-- start Input for this task --
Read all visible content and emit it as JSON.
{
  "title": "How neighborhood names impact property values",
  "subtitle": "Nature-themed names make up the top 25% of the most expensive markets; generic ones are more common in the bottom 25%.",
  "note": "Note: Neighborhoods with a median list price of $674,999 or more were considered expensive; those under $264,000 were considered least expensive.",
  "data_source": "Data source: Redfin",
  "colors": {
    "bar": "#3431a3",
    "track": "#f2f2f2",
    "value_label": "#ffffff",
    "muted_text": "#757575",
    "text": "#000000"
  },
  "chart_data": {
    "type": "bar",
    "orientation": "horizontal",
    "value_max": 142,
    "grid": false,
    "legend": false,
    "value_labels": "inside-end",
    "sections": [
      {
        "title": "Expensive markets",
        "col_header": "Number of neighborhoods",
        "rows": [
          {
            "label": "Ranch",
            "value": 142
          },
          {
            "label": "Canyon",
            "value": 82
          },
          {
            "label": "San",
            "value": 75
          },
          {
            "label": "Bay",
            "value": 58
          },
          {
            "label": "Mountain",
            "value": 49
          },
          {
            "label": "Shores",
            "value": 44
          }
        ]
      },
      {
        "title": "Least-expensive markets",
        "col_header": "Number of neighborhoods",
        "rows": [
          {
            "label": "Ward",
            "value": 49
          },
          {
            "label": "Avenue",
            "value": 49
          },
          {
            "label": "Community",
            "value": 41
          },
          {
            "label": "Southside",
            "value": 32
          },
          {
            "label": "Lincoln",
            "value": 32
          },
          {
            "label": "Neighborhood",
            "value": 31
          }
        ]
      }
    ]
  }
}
-- end Input for this task --
What you should do:
Count how many lines hold the string "more" and give that number alone.

Answer in full:
2